### Objective
Return every line of the material exactly.

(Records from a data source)
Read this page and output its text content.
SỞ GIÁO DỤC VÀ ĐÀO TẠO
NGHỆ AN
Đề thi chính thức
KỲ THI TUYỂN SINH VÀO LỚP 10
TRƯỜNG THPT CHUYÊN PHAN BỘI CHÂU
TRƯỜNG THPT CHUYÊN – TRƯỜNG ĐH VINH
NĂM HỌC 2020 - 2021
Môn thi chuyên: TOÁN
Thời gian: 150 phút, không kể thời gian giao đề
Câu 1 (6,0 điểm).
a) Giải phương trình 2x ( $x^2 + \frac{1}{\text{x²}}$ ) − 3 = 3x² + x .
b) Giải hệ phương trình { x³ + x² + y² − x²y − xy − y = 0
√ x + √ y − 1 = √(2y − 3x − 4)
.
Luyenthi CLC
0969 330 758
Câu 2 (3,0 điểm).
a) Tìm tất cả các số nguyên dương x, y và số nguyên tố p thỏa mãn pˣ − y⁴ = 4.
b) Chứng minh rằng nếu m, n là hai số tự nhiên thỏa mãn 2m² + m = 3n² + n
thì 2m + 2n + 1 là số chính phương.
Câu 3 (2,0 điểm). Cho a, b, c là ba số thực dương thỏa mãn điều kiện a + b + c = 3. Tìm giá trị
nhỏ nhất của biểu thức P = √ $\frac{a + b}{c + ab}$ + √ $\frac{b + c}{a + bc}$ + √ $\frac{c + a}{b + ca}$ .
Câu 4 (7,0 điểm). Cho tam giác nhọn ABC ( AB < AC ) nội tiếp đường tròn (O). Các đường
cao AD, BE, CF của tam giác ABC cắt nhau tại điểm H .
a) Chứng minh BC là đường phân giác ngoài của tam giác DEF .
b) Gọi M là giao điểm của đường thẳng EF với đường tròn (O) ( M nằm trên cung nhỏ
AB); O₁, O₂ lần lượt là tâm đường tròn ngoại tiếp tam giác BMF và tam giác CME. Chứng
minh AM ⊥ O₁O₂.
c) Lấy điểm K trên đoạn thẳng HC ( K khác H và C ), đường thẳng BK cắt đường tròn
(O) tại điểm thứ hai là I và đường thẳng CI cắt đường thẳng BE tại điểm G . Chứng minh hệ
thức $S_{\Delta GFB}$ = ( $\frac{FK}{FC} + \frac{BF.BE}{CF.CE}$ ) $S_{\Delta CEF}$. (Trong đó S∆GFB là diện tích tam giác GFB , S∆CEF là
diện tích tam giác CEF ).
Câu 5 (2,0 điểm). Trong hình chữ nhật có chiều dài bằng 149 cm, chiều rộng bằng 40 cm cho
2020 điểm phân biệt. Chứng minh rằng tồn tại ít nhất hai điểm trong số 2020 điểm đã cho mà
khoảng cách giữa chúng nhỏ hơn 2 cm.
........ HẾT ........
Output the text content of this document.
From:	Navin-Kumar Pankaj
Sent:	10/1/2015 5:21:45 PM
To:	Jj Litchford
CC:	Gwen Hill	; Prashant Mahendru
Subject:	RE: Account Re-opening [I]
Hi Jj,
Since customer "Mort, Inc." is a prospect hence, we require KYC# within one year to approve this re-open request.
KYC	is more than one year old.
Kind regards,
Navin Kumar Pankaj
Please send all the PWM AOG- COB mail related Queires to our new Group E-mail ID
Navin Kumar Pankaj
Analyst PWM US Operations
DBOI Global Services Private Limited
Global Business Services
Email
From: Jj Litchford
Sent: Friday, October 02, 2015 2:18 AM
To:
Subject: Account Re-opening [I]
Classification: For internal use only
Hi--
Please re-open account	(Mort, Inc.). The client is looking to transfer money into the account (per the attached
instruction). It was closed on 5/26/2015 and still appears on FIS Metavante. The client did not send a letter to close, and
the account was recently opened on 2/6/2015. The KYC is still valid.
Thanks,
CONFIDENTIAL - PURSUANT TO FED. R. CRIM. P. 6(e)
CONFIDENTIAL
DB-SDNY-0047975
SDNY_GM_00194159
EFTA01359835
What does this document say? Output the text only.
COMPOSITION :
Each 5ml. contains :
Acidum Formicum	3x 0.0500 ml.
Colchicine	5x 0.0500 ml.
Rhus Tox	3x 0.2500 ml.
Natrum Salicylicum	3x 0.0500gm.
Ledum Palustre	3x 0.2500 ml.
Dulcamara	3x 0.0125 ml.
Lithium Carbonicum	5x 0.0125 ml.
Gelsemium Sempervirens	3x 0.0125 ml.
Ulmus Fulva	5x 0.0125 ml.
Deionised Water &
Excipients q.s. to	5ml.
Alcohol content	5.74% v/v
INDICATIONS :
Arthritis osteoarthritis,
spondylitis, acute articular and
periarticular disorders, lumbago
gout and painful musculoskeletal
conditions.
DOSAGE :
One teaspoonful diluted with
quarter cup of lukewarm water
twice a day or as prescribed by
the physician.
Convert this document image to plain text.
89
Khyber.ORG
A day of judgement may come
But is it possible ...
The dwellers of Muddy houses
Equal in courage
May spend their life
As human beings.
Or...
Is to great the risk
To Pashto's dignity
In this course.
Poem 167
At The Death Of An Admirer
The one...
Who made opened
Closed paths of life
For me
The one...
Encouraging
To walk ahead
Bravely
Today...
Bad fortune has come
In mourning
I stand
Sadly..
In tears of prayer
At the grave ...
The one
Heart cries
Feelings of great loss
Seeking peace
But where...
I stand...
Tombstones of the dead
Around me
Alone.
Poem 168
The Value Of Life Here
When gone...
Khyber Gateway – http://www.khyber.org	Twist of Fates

### Exercise result
Read this page and output its text content.
SỞ GIÁO DỤC VÀ ĐÀO TẠO
NGHỆ AN
Đề thi chính thức
KỲ THI TUYỂN SINH VÀO LỚP 10
TRƯỜNG THPT CHUYÊN PHAN BỘI CHÂU
TRƯỜNG THPT CHUYÊN – TRƯỜNG ĐH VINH
NĂM HỌC 2020 - 2021
Môn thi chuyên: TOÁN
Thời gian: 150 phút, không kể thời gian giao đề
Câu 1 (6,0 điểm).
a) Giải phương trình 2x ( $x^2 + \frac{1}{\text{x²}}$ ) − 3 = 3x² + x .
b) Giải hệ phương trình { x³ + x² + y² − x²y − xy − y = 0
√ x + √ y − 1 = √(2y − 3x − 4)
.
Luyenthi CLC
0969 330 758
Câu 2 (3,0 điểm).
a) Tìm tất cả các số nguyên dương x, y và số nguyên tố p thỏa mãn pˣ − y⁴ = 4.
b) Chứng minh rằng nếu m, n là hai số tự nhiên thỏa mãn 2m² + m = 3n² + n
thì 2m + 2n + 1 là số chính phương.
Câu 3 (2,0 điểm). Cho a, b, c là ba số thực dương thỏa mãn điều kiện a + b + c = 3. Tìm giá trị
nhỏ nhất của biểu thức P = √ $\frac{a + b}{c + ab}$ + √ $\frac{b + c}{a + bc}$ + √ $\frac{c + a}{b + ca}$ .
Câu 4 (7,0 điểm). Cho tam giác nhọn ABC ( AB < AC ) nội tiếp đường tròn (O). Các đường
cao AD, BE, CF của tam giác ABC cắt nhau tại điểm H .
a) Chứng minh BC là đường phân giác ngoài của tam giác DEF .
b) Gọi M là giao điểm của đường thẳng EF với đường tròn (O) ( M nằm trên cung nhỏ
AB); O₁, O₂ lần lượt là tâm đường tròn ngoại tiếp tam giác BMF và tam giác CME. Chứng
minh AM ⊥ O₁O₂.
c) Lấy điểm K trên đoạn thẳng HC ( K khác H và C ), đường thẳng BK cắt đường tròn
(O) tại điểm thứ hai là I và đường thẳng CI cắt đường thẳng BE tại điểm G . Chứng minh hệ
thức $S_{\Delta GFB}$ = ( $\frac{FK}{FC} + \frac{BF.BE}{CF.CE}$ ) $S_{\Delta CEF}$. (Trong đó S∆GFB là diện tích tam giác GFB , S∆CEF là
diện tích tam giác CEF ).
Câu 5 (2,0 điểm). Trong hình chữ nhật có chiều dài bằng 149 cm, chiều rộng bằng 40 cm cho
2020 điểm phân biệt. Chứng minh rằng tồn tại ít nhất hai điểm trong số 2020 điểm đã cho mà
khoảng cách giữa chúng nhỏ hơn 2 cm.
........ HẾT ........
Output the text content of this document.
From:	Navin-Kumar Pankaj
Sent:	10/1/2015 5:21:45 PM
To:	Jj Litchford
CC:	Gwen Hill	; Prashant Mahendru
Subject:	RE: Account Re-opening [I]
Hi Jj,
Since customer "Mort, Inc." is a prospect hence, we require KYC# within one year to approve this re-open request.
KYC	is more than one year old.
Kind regards,
Navin Kumar Pankaj
Please send all the PWM AOG- COB mail related Queires to our new Group E-mail ID
Navin Kumar Pankaj
Analyst PWM US Operations
DBOI Global Services Private Limited
Global Business Services
Email
From: Jj Litchford
Sent: Friday, October 02, 2015 2:18 AM
To:
Subject: Account Re-opening [I]
Classification: For internal use only
Hi--
Please re-open account	(Mort, Inc.). The client is looking to transfer money into the account (per the attached
instruction). It was closed on 5/26/2015 and still appears on FIS Metavante. The client did not send a letter to close, and
the account was recently opened on 2/6/2015. The KYC is still valid.
Thanks,
CONFIDENTIAL - PURSUANT TO FED. R. CRIM. P. 6(e)
CONFIDENTIAL
DB-SDNY-0047975
SDNY_GM_00194159
EFTA01359835
What does this document say? Output the text only.
COMPOSITION :
Each 5ml. contains :
Acidum Formicum	3x 0.0500 ml.
Colchicine	5x 0.0500 ml.
Rhus Tox	3x 0.2500 ml.
Natrum Salicylicum	3x 0.0500gm.
Ledum Palustre	3x 0.2500 ml.
Dulcamara	3x 0.0125 ml.
Lithium Carbonicum	5x 0.0125 ml.
Gelsemium Sempervirens	3x 0.0125 ml.
Ulmus Fulva	5x 0.0125 ml.
Deionised Water &
Excipients q.s. to	5ml.
Alcohol content	5.74% v/v
INDICATIONS :
Arthritis osteoarthritis,
spondylitis, acute articular and
periarticular disorders, lumbago
gout and painful musculoskeletal
conditions.
DOSAGE :
One teaspoonful diluted with
quarter cup of lukewarm water
twice a day or as prescribed by
the physician.
Convert this document image to plain text.
89
Khyber.ORG
A day of judgement may come
But is it possible ...
The dwellers of Muddy houses
Equal in courage
May spend their life
As human beings.
Or...
Is to great the risk
To Pashto's dignity
In this course.
Poem 167
At The Death Of An Admirer
The one...
Who made opened
Closed paths of life
For me
The one...
Encouraging
To walk ahead
Bravely
Today...
Bad fortune has come
In mourning
I stand
Sadly..
In tears of prayer
At the grave ...
The one
Heart cries
Feelings of great loss
Seeking peace
But where...
I stand...
Tombstones of the dead
Around me
Alone.
Poem 168
The Value Of Life Here
When gone...
Khyber Gateway – http://www.khyber.org	Twist of Fates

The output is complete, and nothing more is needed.